• Task requirements:
Beginning with the line that contains "OCR this image.", reproduce the remaining lines of the material exactly, up to and including the last one, but no pictures.

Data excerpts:
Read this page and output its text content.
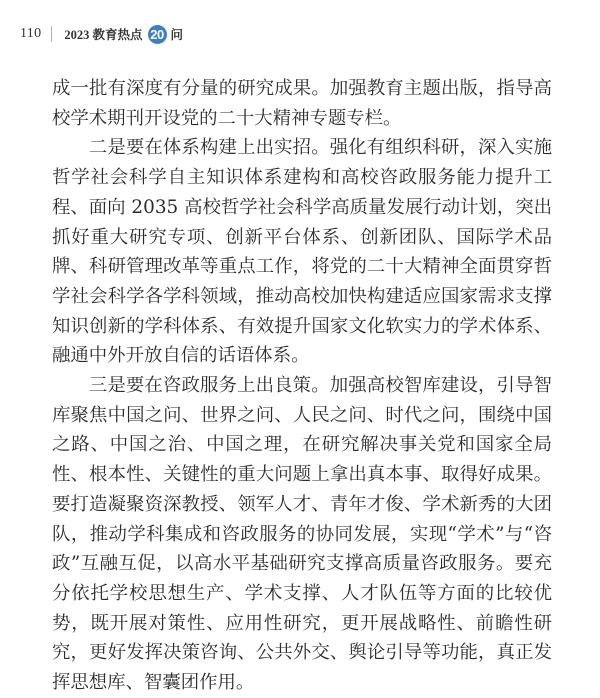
110 2023 教育热点 20 问

成一批有深度有分量的研究成果。加强教育主题出版，指导高校学术期刊开设党的二十大精神专题专栏。

二是要在体系构建上出实招。强化有组织科研，深入实施哲学社会科学自主知识体系建构和高校咨政服务能力提升工程、面向 2035 高校哲学社会科学高质量发展行动计划，突出抓好重大研究专项、创新平台体系、创新团队、国际学术品牌、科研管理改革等重点工作，将党的二十大精神全面贯穿哲学社会科学各学科领域，推动高校加快构建适应国家需求支撑知识创新的学科体系、有效提升国家文化软实力的学术体系、融通中外开放自信的话语体系。

三是要在咨政服务上出良策。加强高校智库建设，引导智库聚焦中国之问、世界之问、人民之问、时代之问，围绕中国之路、中国之治、中国之理，在研究解决事关党和国家全局性、根本性、关键性的重大问题上拿出真本事、取得好成果。要打造凝聚资深教授、领军人才、青年才俊、学术新秀的大团队，推动学科集成和咨政服务的协同发展，实现“学术”与“咨政”互融互促，以高水平基础研究支撑高质量咨政服务。要充分依托学校思想生产、学术支撑、人才队伍等方面的比较优势，既开展对策性、应用性研究，更开展战略性、前瞻性研究，更好发挥决策咨询、公共外交、舆论引导等功能，真正发挥思想库、智囊团作用。
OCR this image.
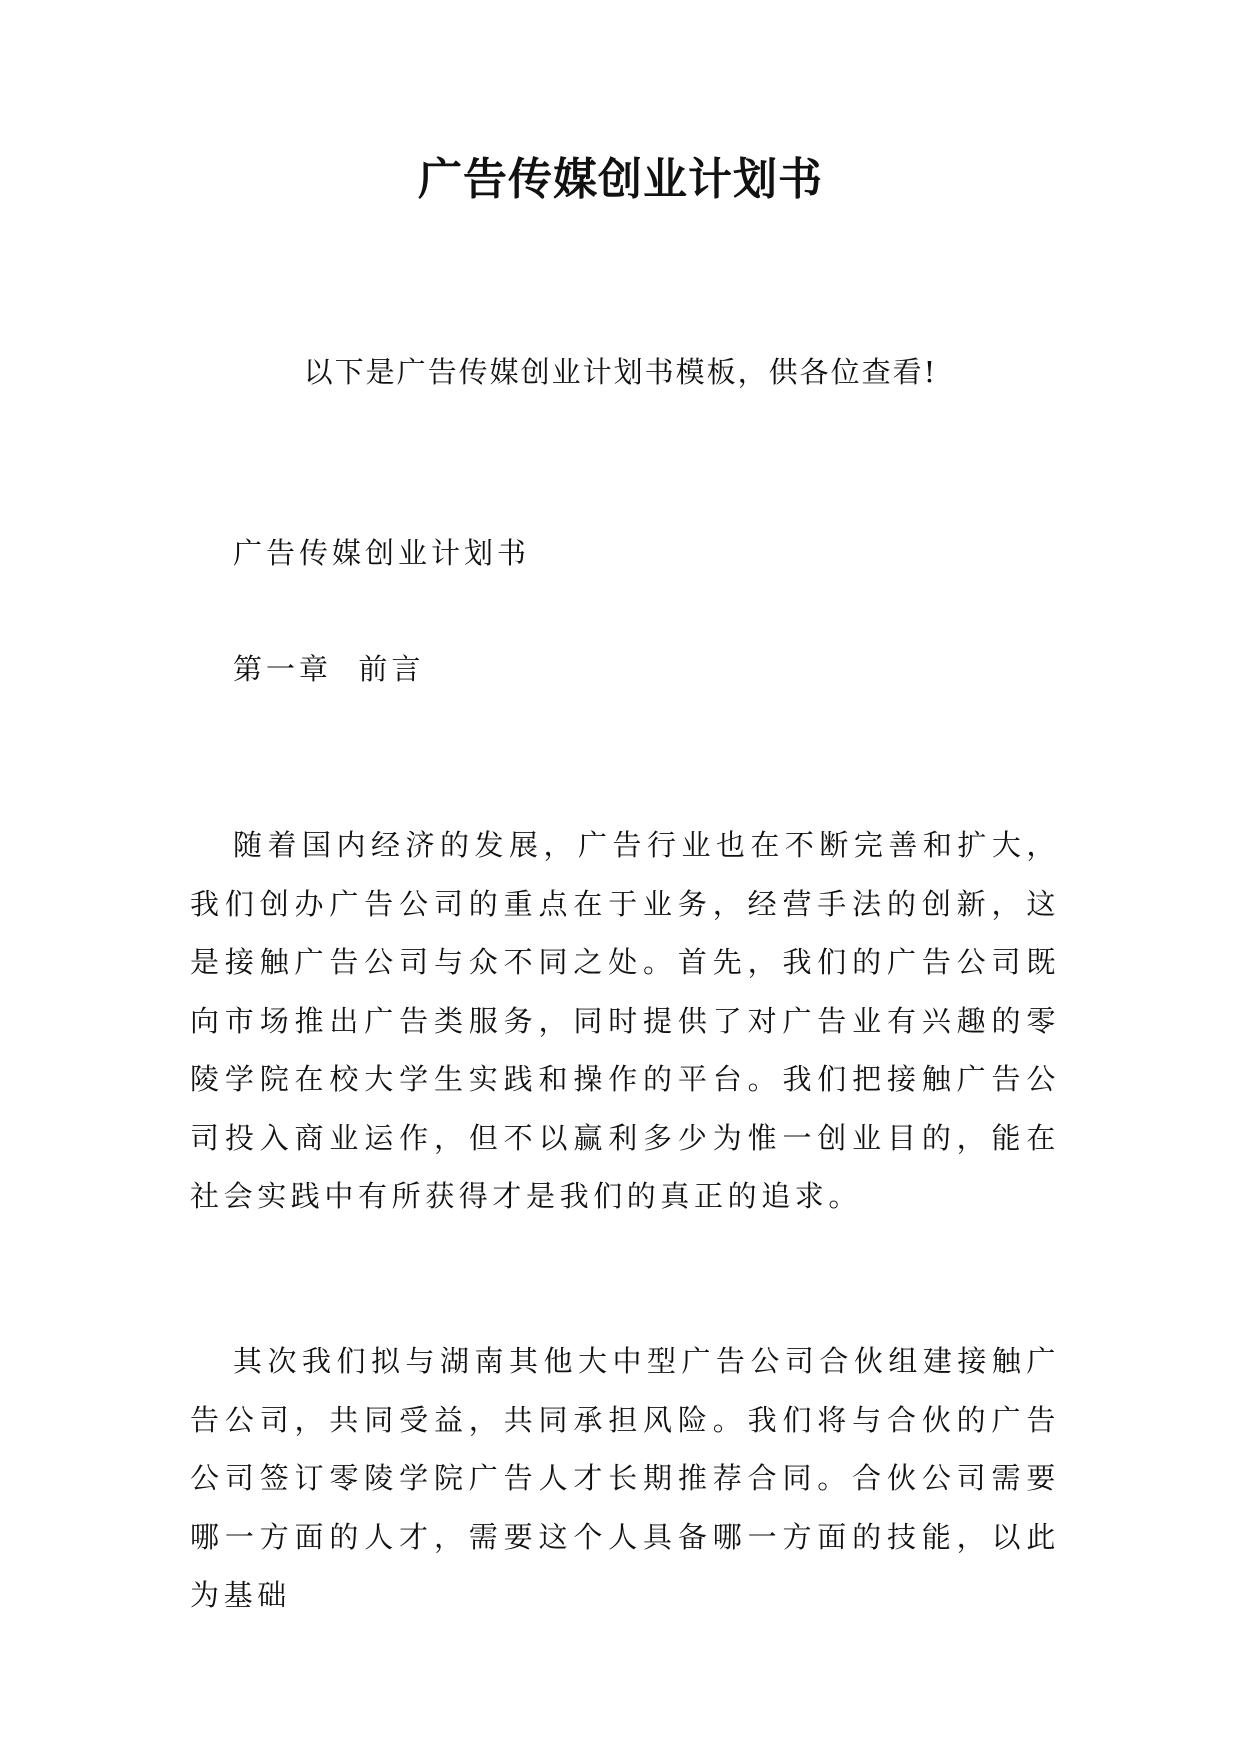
广告传媒创业计划书

以下是广告传媒创业计划书模板，供各位查看!

广告传媒创业计划书

第一章  前言

随着国内经济的发展，广告行业也在不断完善和扩大，我们创办广告公司的重点在于业务，经营手法的创新，这是接触广告公司与众不同之处。首先，我们的广告公司既向市场推出广告类服务，同时提供了对广告业有兴趣的零陵学院在校大学生实践和操作的平台。我们把接触广告公司投入商业运作，但不以赢利多少为惟一创业目的，能在社会实践中有所获得才是我们的真正的追求。

其次我们拟与湖南其他大中型广告公司合伙组建接触广告公司，共同受益，共同承担风险。我们将与合伙的广告公司签订零陵学院广告人才长期推荐合同。合伙公司需要哪一方面的人才，需要这个人具备哪一方面的技能，以此为基础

• Result of this task:
OCR this image.
广告传媒创业计划书

以下是广告传媒创业计划书模板，供各位查看!

广告传媒创业计划书

第一章  前言

随着国内经济的发展，广告行业也在不断完善和扩大，我们创办广告公司的重点在于业务，经营手法的创新，这是接触广告公司与众不同之处。首先，我们的广告公司既向市场推出广告类服务，同时提供了对广告业有兴趣的零陵学院在校大学生实践和操作的平台。我们把接触广告公司投入商业运作，但不以赢利多少为惟一创业目的，能在社会实践中有所获得才是我们的真正的追求。

其次我们拟与湖南其他大中型广告公司合伙组建接触广告公司，共同受益，共同承担风险。我们将与合伙的广告公司签订零陵学院广告人才长期推荐合同。合伙公司需要哪一方面的人才，需要这个人具备哪一方面的技能，以此为基础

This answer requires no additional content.